■ Given exercise
Give the entries again exactly, every one of them.

● ● ● ●

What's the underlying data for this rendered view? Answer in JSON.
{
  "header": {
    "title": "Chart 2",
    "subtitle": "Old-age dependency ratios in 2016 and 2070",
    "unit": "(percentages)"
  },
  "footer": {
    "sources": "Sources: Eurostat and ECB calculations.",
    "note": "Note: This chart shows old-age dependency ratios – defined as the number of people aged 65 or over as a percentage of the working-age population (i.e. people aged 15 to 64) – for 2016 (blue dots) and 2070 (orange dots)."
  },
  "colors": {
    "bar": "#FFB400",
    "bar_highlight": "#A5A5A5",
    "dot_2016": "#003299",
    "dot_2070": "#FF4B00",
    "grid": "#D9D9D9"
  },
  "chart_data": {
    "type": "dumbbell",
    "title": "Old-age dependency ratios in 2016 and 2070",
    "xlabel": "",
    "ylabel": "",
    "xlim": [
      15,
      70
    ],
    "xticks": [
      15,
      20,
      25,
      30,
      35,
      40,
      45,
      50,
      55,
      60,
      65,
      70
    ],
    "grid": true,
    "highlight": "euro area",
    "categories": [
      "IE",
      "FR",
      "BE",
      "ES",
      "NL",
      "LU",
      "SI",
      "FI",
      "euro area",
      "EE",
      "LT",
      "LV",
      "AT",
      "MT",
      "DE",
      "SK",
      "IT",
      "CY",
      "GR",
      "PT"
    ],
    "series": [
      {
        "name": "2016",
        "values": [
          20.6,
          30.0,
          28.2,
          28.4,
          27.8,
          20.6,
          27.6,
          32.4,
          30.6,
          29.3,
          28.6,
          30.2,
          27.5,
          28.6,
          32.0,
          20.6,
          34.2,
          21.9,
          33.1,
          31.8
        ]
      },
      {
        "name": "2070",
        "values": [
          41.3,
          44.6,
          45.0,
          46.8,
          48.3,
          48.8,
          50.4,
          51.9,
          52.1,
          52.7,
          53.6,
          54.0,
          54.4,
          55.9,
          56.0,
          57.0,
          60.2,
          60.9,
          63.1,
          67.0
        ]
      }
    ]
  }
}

● ● ● ●

■ Response
What's the underlying data for this rendered view? Answer in JSON.
{
  "header": {
    "title": "Chart 2",
    "subtitle": "Old-age dependency ratios in 2016 and 2070",
    "unit": "(percentages)"
  },
  "footer": {
    "sources": "Sources: Eurostat and ECB calculations.",
    "note": "Note: This chart shows old-age dependency ratios – defined as the number of people aged 65 or over as a percentage of the working-age population (i.e. people aged 15 to 64) – for 2016 (blue dots) and 2070 (orange dots)."
  },
  "colors": {
    "bar": "#FFB400",
    "bar_highlight": "#A5A5A5",
    "dot_2016": "#003299",
    "dot_2070": "#FF4B00",
    "grid": "#D9D9D9"
  },
  "chart_data": {
    "type": "dumbbell",
    "title": "Old-age dependency ratios in 2016 and 2070",
    "xlabel": "",
    "ylabel": "",
    "xlim": [
      15,
      70
    ],
    "xticks": [
      15,
      20,
      25,
      30,
      35,
      40,
      45,
      50,
      55,
      60,
      65,
      70
    ],
    "grid": true,
    "highlight": "euro area",
    "categories": [
      "IE",
      "FR",
      "BE",
      "ES",
      "NL",
      "LU",
      "SI",
      "FI",
      "euro area",
      "EE",
      "LT",
      "LV",
      "AT",
      "MT",
      "DE",
      "SK",
      "IT",
      "CY",
      "GR",
      "PT"
    ],
    "series": [
      {
        "name": "2016",
        "values": [
          20.6,
          30.0,
          28.2,
          28.4,
          27.8,
          20.6,
          27.6,
          32.4,
          30.6,
          29.3,
          28.6,
          30.2,
          27.5,
          28.6,
          32.0,
          20.6,
          34.2,
          21.9,
          33.1,
          31.8
        ]
      },
      {
        "name": "2070",
        "values": [
          41.3,
          44.6,
          45.0,
          46.8,
          48.3,
          48.8,
          50.4,
          51.9,
          52.1,
          52.7,
          53.6,
          54.0,
          54.4,
          55.9,
          56.0,
          57.0,
          60.2,
          60.9,
          63.1,
          67.0
        ]
      }
    ]
  }
}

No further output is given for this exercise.